_What you need to do:_ Below are some entries. Copy each line that holds the string "text".

** Start of Provided data **

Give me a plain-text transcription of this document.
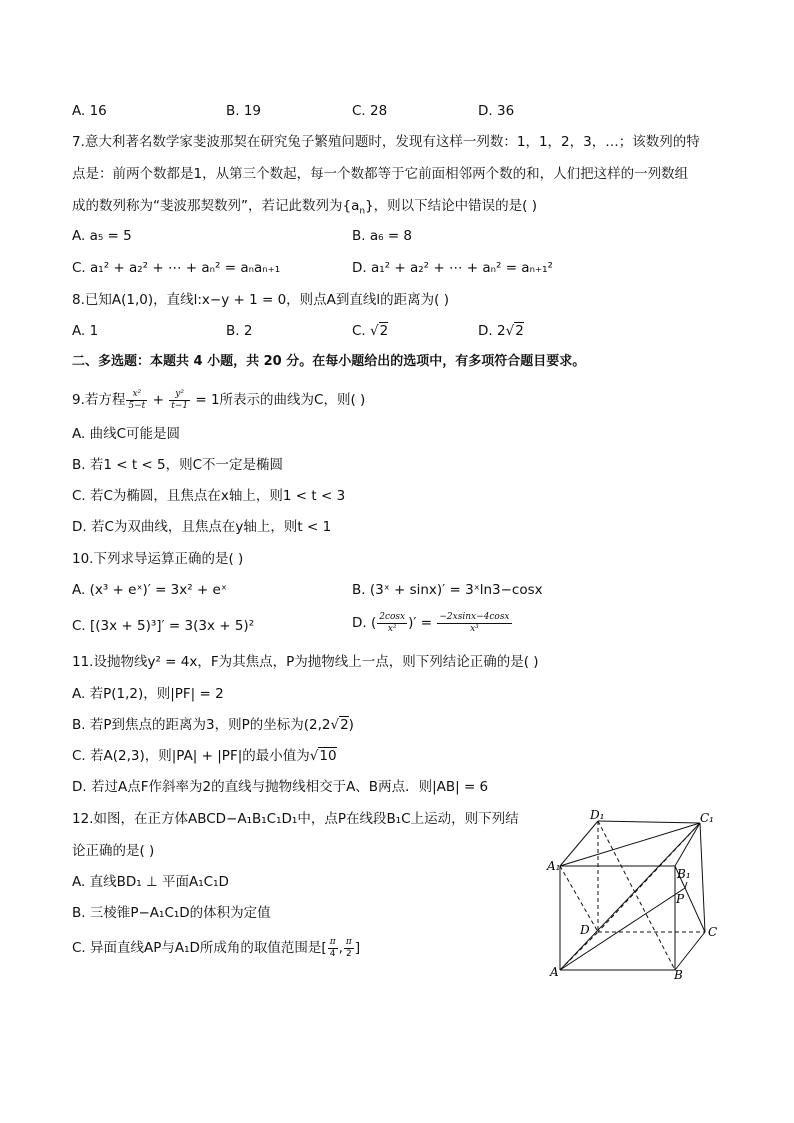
A. 16	B. 19	C. 28	D. 36
7.意大利著名数学家斐波那契在研究兔子繁殖问题时，发现有这样一列数：1，1，2，3，…；该数列的特
点是：前两个数都是1，从第三个数起，每一个数都等于它前面相邻两个数的和，人们把这样的一列数组
成的数列称为“斐波那契数列”，若记此数列为$\{a_n\}$，则以下结论中错误的是( )
A. a₅ = 5	B. a₆ = 8
C. a₁² + a₂² + ⋯ + aₙ² = aₙaₙ₊₁	D. a₁² + a₂² + ⋯ + aₙ² = aₙ₊₁²
8.已知A(1,0)，直线l:x−y + 1 = 0，则点A到直线l的距离为( )
A. 1	B. 2	C. √2	D. 2√2
二、多选题：本题共 4 小题，共 20 分。在每小题给出的选项中，有多项符合题目要求。
9.若方程 $\frac{\text{x²}}{5-t} + \frac{\text{y²}}{t-1} = 1$所表示的曲线为C，则( )
A. 曲线C可能是圆
B. 若1 < t < 5，则C不一定是椭圆
C. 若C为椭圆，且焦点在x轴上，则1 < t < 3
D. 若C为双曲线，且焦点在y轴上，则t < 1
10.下列求导运算正确的是( )
A. (x³ + eˣ)′ = 3x² + eˣ	B. (3ˣ + sinx)′ = 3ˣln3−cosx
C. [(3x + 5)³]′ = 3(3x + 5)²	D. ( $\frac{2\cos x}{\text{x²}}$ )′ = $\frac{-2xsinx-4\cos x}{\text{x³}}$
11.设抛物线y² = 4x，F为其焦点，P为抛物线上一点，则下列结论正确的是( )
A. 若P(1,2)，则|PF| = 2
B. 若P到焦点的距离为3，则P的坐标为(2,2√2)
C. 若A(2,3)，则|PA| + |PF|的最小值为√10
D. 若过A点F作斜率为2的直线与抛物线相交于A、B两点．则|AB| = 6
12.如图，在正方体ABCD−A₁B₁C₁D₁中，点P在线段B₁C上运动，则下列结
论正确的是( )
A. 直线BD₁ ⊥ 平面A₁C₁D
B. 三棱锥P−A₁C₁D的体积为定值
C. 异面直线AP与A₁D所成角的取值范围是[ $\frac{\pi}{4}$ , $\frac{\pi}{2}$ ]
D₁	C₁
A₁
B₁
P
D	C
A	B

** End of Provided data **

_Worked answer:_
Give me a plain-text transcription of this document.
9.若方程 $\frac{\text{x²}}{5-t} + \frac{\text{y²}}{t-1} = 1$所表示的曲线为C，则( )
C. [(3x + 5)³]′ = 3(3x + 5)²	D. ( $\frac{2\cos x}{\text{x²}}$ )′ = $\frac{-2xsinx-4\cos x}{\text{x³}}$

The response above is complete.